#### [What the exercise asks]
For each line of the data that includes the word "weight", copy the line.

#### [Records supplied]
■ ■ ■ ■ ■
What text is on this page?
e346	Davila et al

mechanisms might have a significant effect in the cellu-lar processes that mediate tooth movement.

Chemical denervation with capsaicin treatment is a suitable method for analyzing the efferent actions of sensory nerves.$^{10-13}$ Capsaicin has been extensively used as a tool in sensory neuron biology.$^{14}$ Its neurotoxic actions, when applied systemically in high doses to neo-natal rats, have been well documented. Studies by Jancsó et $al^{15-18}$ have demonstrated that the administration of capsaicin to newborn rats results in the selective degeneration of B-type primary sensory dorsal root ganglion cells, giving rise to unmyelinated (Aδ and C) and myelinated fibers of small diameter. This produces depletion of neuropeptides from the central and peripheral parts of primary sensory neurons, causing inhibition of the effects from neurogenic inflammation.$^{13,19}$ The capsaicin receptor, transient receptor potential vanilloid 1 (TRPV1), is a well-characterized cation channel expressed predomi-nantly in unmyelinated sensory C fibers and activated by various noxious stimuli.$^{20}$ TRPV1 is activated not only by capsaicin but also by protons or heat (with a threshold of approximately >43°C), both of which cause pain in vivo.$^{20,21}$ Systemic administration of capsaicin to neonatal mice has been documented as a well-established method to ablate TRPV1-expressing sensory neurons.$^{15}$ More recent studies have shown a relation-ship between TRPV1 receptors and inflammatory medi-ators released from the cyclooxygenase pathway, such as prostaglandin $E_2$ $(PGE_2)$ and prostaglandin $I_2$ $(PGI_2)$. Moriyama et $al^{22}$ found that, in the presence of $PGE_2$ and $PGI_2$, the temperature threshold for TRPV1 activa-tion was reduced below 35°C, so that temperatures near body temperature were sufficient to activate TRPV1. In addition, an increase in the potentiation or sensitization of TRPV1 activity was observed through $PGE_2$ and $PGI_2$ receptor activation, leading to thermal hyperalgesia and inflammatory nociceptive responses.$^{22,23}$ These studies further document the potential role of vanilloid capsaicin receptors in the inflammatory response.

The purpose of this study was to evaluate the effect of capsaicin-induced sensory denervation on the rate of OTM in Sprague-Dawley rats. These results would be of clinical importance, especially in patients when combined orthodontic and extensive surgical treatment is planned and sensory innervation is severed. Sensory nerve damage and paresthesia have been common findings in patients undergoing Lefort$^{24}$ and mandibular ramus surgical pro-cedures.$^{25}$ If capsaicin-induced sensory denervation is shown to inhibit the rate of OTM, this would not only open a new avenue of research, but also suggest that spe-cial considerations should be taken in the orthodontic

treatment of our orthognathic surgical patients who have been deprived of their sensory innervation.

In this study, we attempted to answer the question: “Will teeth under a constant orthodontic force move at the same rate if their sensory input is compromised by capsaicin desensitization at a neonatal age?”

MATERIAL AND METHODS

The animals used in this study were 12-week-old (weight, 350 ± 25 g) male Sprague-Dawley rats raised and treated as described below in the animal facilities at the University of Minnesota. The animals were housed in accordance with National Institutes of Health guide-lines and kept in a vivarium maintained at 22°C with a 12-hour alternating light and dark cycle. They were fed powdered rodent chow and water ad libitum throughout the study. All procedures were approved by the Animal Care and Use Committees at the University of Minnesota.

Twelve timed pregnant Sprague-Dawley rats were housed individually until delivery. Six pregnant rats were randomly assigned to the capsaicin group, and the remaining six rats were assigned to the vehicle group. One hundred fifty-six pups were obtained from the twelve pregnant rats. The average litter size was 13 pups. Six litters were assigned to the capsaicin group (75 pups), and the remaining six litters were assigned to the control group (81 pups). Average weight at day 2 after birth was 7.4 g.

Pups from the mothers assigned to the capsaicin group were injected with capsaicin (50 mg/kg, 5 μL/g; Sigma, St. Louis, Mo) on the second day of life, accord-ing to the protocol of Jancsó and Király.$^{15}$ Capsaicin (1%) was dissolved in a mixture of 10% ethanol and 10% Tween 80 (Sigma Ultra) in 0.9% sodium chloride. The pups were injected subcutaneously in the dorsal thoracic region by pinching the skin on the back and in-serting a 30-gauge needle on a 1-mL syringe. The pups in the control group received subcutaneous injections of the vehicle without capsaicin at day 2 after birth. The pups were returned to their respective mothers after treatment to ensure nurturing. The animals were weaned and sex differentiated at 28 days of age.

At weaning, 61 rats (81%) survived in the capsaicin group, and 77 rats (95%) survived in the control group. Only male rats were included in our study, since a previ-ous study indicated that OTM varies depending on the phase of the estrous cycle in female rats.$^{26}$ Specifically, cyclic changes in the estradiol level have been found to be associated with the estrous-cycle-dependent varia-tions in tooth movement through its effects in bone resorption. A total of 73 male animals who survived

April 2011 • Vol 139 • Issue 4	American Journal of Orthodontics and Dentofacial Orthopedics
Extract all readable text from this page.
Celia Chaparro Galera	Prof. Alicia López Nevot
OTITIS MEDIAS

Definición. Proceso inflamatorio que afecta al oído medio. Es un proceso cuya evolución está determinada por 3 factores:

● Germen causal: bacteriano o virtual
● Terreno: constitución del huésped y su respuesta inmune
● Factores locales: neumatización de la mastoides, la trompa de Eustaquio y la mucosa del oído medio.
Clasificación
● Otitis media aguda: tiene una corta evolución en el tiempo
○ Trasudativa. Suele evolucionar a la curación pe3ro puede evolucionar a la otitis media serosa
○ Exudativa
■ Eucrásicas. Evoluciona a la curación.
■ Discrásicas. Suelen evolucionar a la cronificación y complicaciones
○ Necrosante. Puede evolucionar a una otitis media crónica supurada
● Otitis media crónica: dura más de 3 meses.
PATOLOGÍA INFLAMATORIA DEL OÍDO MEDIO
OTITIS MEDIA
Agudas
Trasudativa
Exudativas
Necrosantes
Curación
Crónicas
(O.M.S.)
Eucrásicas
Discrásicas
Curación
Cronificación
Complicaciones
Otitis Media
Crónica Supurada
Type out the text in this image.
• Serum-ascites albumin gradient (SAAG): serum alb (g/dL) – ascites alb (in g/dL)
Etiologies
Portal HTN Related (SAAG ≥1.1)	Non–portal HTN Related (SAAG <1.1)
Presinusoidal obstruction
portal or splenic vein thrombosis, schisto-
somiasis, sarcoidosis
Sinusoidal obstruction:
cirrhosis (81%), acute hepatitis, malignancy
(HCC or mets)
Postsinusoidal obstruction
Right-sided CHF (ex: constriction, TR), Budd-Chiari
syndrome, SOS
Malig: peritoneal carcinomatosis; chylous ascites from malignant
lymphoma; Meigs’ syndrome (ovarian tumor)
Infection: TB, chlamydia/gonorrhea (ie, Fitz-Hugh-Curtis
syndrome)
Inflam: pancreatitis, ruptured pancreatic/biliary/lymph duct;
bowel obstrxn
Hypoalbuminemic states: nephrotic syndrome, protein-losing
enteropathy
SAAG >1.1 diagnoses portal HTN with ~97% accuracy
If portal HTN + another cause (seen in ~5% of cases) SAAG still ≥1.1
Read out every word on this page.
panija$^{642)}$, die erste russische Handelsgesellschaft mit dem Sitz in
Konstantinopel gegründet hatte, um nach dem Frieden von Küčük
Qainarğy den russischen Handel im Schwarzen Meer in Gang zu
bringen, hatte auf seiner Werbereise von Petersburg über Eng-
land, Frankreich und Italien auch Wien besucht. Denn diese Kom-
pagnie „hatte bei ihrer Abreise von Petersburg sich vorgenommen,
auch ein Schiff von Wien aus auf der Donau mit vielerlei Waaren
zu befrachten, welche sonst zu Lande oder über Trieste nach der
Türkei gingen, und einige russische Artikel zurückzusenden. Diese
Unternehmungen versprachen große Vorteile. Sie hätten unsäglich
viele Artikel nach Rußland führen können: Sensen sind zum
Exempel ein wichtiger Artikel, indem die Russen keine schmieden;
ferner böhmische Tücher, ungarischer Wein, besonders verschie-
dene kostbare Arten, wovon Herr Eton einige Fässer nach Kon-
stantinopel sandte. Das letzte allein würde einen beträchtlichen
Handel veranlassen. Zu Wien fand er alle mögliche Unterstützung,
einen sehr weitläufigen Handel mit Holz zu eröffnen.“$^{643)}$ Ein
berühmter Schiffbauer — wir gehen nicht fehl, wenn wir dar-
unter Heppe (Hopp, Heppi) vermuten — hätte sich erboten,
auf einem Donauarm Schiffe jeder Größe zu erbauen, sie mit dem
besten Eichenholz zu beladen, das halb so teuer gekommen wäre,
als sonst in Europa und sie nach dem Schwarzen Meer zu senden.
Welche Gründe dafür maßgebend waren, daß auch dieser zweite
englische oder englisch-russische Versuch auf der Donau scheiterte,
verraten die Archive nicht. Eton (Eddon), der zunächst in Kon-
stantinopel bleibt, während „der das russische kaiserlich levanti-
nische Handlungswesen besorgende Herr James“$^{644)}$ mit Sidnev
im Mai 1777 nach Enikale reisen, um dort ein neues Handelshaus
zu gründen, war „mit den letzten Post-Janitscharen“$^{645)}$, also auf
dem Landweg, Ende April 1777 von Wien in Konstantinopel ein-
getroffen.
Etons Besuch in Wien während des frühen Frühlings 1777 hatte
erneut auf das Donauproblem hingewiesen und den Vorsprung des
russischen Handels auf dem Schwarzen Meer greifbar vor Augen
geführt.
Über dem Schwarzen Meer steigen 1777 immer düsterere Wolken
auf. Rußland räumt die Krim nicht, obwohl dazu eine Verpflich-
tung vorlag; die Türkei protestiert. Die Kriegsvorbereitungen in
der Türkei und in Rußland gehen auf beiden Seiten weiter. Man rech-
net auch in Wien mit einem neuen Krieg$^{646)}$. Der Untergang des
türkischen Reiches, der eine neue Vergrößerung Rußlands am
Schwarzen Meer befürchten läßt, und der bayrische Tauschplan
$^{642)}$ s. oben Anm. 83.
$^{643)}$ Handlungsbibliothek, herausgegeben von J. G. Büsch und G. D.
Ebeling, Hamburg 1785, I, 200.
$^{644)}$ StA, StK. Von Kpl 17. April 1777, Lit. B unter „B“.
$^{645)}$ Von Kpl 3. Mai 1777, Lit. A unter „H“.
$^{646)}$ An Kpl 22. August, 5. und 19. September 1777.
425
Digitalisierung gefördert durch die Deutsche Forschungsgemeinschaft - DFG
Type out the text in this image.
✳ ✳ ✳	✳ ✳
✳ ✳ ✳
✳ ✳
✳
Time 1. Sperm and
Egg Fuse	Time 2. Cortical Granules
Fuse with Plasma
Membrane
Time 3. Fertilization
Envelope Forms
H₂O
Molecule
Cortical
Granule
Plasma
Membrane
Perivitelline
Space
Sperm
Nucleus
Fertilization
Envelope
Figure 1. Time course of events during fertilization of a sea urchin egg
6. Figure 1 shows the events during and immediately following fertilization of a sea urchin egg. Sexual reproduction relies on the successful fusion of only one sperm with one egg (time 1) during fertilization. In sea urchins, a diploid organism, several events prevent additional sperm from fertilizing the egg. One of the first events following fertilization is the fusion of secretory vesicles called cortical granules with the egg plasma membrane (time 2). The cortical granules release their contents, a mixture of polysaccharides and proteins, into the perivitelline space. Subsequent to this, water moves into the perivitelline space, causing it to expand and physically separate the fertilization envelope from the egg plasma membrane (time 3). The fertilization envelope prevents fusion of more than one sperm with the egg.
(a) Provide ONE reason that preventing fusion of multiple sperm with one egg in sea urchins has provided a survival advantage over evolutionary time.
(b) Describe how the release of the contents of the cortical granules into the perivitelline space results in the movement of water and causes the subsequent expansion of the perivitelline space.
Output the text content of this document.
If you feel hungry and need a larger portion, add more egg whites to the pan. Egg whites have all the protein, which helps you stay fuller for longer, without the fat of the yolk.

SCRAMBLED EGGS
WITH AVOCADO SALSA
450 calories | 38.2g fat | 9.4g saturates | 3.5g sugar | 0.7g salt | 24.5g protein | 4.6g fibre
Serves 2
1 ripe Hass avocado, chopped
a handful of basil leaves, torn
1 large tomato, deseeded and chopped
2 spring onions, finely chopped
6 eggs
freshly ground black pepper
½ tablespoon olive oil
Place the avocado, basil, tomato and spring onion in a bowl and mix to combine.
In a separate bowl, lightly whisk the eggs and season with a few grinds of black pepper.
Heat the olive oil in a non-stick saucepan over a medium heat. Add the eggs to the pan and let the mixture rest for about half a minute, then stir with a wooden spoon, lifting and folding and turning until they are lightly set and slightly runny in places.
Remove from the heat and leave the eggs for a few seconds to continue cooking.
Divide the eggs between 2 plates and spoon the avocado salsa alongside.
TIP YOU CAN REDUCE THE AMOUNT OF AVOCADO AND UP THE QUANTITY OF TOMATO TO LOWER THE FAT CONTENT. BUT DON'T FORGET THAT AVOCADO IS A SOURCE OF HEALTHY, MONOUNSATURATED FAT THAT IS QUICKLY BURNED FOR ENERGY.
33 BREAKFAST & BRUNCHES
■ ■ ■ ■ ■
#### [Written solution]
The animals used in this study were 12-week-old (weight, 350 ± 25 g) male Sprague-Dawley rats raised and treated as described below in the animal facilities at the University of Minnesota. The animals were housed in accordance with National Institutes of Health guide-lines and kept in a vivarium maintained at 22°C with a 12-hour alternating light and dark cycle. They were fed powdered rodent chow and water ad libitum throughout the study. All procedures were approved by the Animal Care and Use Committees at the University of Minnesota.
Twelve timed pregnant Sprague-Dawley rats were housed individually until delivery. Six pregnant rats were randomly assigned to the capsaicin group, and the remaining six rats were assigned to the vehicle group. One hundred fifty-six pups were obtained from the twelve pregnant rats. The average litter size was 13 pups. Six litters were assigned to the capsaicin group (75 pups), and the remaining six litters were assigned to the control group (81 pups). Average weight at day 2 after birth was 7.4 g.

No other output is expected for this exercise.